(Stored items from a collection)

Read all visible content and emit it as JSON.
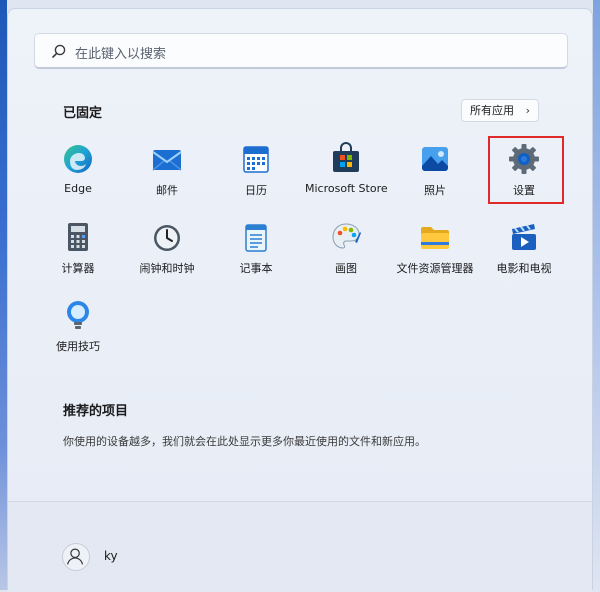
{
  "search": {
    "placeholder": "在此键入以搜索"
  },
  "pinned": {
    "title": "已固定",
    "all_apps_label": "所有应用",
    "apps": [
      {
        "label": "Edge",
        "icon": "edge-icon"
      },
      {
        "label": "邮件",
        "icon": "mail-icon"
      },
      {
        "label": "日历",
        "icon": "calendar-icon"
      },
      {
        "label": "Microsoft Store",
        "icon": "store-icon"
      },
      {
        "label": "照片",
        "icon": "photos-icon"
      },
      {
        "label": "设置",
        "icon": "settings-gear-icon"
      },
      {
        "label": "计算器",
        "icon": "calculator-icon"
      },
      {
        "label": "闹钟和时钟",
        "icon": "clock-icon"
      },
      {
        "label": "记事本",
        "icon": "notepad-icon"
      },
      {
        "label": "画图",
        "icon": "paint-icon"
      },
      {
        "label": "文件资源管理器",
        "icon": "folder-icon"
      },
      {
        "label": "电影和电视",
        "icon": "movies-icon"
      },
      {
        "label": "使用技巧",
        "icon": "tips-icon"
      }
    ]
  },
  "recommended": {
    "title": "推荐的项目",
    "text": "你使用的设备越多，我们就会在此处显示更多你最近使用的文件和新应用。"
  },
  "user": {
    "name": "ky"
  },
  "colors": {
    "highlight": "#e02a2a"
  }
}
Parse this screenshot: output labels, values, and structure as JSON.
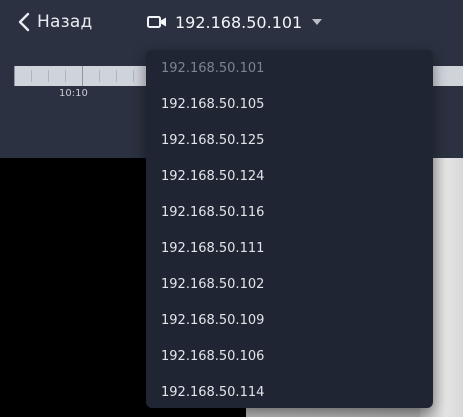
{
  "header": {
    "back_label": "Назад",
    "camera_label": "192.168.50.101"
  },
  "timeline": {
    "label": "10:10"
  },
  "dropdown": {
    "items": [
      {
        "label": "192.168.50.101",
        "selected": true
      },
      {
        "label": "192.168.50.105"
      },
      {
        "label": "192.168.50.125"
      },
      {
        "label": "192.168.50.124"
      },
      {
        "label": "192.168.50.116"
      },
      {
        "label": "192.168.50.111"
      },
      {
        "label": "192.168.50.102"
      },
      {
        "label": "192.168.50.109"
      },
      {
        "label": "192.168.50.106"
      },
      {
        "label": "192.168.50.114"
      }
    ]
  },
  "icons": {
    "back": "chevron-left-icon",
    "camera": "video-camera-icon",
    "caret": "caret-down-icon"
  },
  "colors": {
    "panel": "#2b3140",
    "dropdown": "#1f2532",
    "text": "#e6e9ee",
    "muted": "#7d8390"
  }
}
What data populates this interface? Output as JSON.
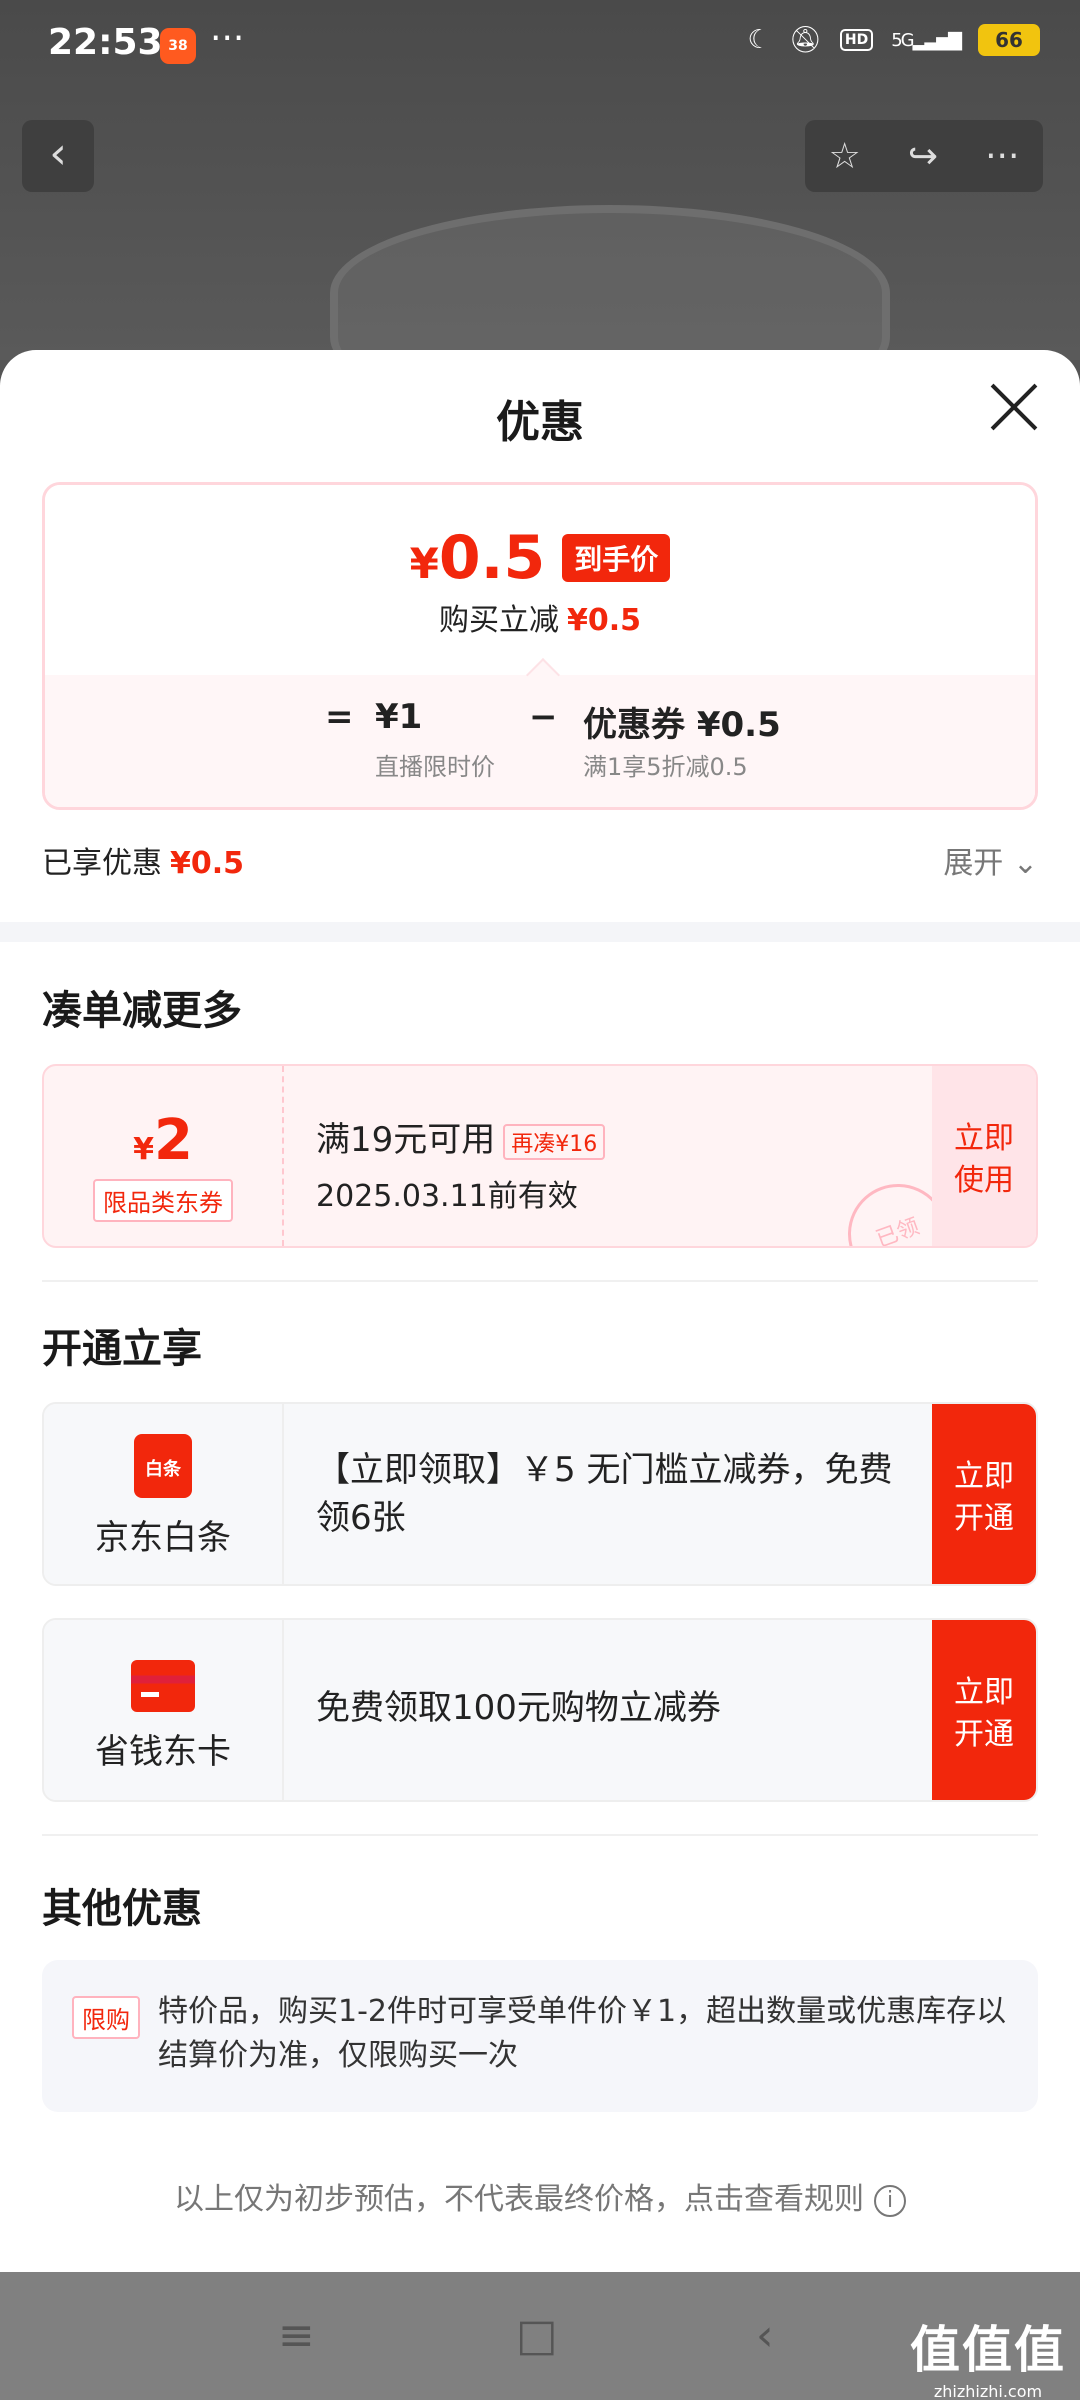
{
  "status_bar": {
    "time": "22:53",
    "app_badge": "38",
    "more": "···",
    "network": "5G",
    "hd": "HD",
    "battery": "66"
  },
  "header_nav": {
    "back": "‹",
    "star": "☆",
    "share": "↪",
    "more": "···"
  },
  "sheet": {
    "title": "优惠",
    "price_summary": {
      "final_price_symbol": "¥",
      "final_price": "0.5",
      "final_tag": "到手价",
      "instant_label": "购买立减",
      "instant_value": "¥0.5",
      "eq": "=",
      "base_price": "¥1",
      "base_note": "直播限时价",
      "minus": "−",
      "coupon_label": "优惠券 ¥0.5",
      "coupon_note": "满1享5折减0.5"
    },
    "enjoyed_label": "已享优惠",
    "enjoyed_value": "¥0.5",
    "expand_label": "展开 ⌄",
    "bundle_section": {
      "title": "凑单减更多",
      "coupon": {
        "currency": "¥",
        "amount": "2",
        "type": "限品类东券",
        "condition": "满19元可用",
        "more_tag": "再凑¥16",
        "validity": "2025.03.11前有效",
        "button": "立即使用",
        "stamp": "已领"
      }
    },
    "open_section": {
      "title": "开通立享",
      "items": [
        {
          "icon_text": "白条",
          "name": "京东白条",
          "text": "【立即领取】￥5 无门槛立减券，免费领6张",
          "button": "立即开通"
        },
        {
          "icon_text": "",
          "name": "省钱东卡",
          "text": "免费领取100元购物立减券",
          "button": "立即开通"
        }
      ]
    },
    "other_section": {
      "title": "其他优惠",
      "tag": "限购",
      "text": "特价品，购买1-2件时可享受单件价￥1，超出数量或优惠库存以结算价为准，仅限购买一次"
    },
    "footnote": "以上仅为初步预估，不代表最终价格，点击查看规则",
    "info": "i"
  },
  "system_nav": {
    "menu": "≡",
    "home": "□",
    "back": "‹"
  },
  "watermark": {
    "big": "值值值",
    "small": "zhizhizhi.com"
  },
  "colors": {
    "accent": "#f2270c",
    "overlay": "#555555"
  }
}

■ Task to carry out ■
Leave out the pictures and retype every line above exactly.

■ Solution for this problem ■
Read all visible content and emit it as JSON.
{
  "search": {
    "placeholder": "在此键入以搜索"
  },
  "pinned": {
    "title": "已固定",
    "all_apps_label": "所有应用",
    "apps": [
      {
        "label": "Edge",
        "icon": "edge-icon"
      },
      {
        "label": "邮件",
        "icon": "mail-icon"
      },
      {
        "label": "日历",
        "icon": "calendar-icon"
      },
      {
        "label": "Microsoft Store",
        "icon": "store-icon"
      },
      {
        "label": "照片",
        "icon": "photos-icon"
      },
      {
        "label": "设置",
        "icon": "settings-gear-icon"
      },
      {
        "label": "计算器",
        "icon": "calculator-icon"
      },
      {
        "label": "闹钟和时钟",
        "icon": "clock-icon"
      },
      {
        "label": "记事本",
        "icon": "notepad-icon"
      },
      {
        "label": "画图",
        "icon": "paint-icon"
      },
      {
        "label": "文件资源管理器",
        "icon": "folder-icon"
      },
      {
        "label": "电影和电视",
        "icon": "movies-icon"
      },
      {
        "label": "使用技巧",
        "icon": "tips-icon"
      }
    ]
  },
  "recommended": {
    "title": "推荐的项目",
    "text": "你使用的设备越多，我们就会在此处显示更多你最近使用的文件和新应用。"
  },
  "user": {
    "name": "ky"
  },
  "colors": {
    "highlight": "#e02a2a"
  }
}
Parse this screenshot: output labels, values, and structure as JSON.
{
  "header": {
    "back_label": "Назад",
    "camera_label": "192.168.50.101"
  },
  "timeline": {
    "label": "10:10"
  },
  "dropdown": {
    "items": [
      {
        "label": "192.168.50.101",
        "selected": true
      },
      {
        "label": "192.168.50.105"
      },
      {
        "label": "192.168.50.125"
      },
      {
        "label": "192.168.50.124"
      },
      {
        "label": "192.168.50.116"
      },
      {
        "label": "192.168.50.111"
      },
      {
        "label": "192.168.50.102"
      },
      {
        "label": "192.168.50.109"
      },
      {
        "label": "192.168.50.106"
      },
      {
        "label": "192.168.50.114"
      }
    ]
  },
  "icons": {
    "back": "chevron-left-icon",
    "camera": "video-camera-icon",
    "caret": "caret-down-icon"
  },
  "colors": {
    "panel": "#2b3140",
    "dropdown": "#1f2532",
    "text": "#e6e9ee",
    "muted": "#7d8390"
  }
}
What data populates this interface? Output as JSON.
{
  "status_bar": {
    "time": "22:53",
    "app_badge": "38",
    "more": "···",
    "network": "5G",
    "hd": "HD",
    "battery": "66"
  },
  "header_nav": {
    "back": "‹",
    "star": "☆",
    "share": "↪",
    "more": "···"
  },
  "sheet": {
    "title": "优惠",
    "price_summary": {
      "final_price_symbol": "¥",
      "final_price": "0.5",
      "final_tag": "到手价",
      "instant_label": "购买立减",
      "instant_value": "¥0.5",
      "eq": "=",
      "base_price": "¥1",
      "base_note": "直播限时价",
      "minus": "−",
      "coupon_label": "优惠券 ¥0.5",
      "coupon_note": "满1享5折减0.5"
    },
    "enjoyed_label": "已享优惠",
    "enjoyed_value": "¥0.5",
    "expand_label": "展开 ⌄",
    "bundle_section": {
      "title": "凑单减更多",
      "coupon": {
        "currency": "¥",
        "amount": "2",
        "type": "限品类东券",
        "condition": "满19元可用",
        "more_tag": "再凑¥16",
        "validity": "2025.03.11前有效",
        "button": "立即使用",
        "stamp": "已领"
      }
    },
    "open_section": {
      "title": "开通立享",
      "items": [
        {
          "icon_text": "白条",
          "name": "京东白条",
          "text": "【立即领取】￥5 无门槛立减券，免费领6张",
          "button": "立即开通"
        },
        {
          "icon_text": "",
          "name": "省钱东卡",
          "text": "免费领取100元购物立减券",
          "button": "立即开通"
        }
      ]
    },
    "other_section": {
      "title": "其他优惠",
      "tag": "限购",
      "text": "特价品，购买1-2件时可享受单件价￥1，超出数量或优惠库存以结算价为准，仅限购买一次"
    },
    "footnote": "以上仅为初步预估，不代表最终价格，点击查看规则",
    "info": "i"
  },
  "system_nav": {
    "menu": "≡",
    "home": "□",
    "back": "‹"
  },
  "watermark": {
    "big": "值值值",
    "small": "zhizhizhi.com"
  },
  "colors": {
    "accent": "#f2270c",
    "overlay": "#555555"
  }
}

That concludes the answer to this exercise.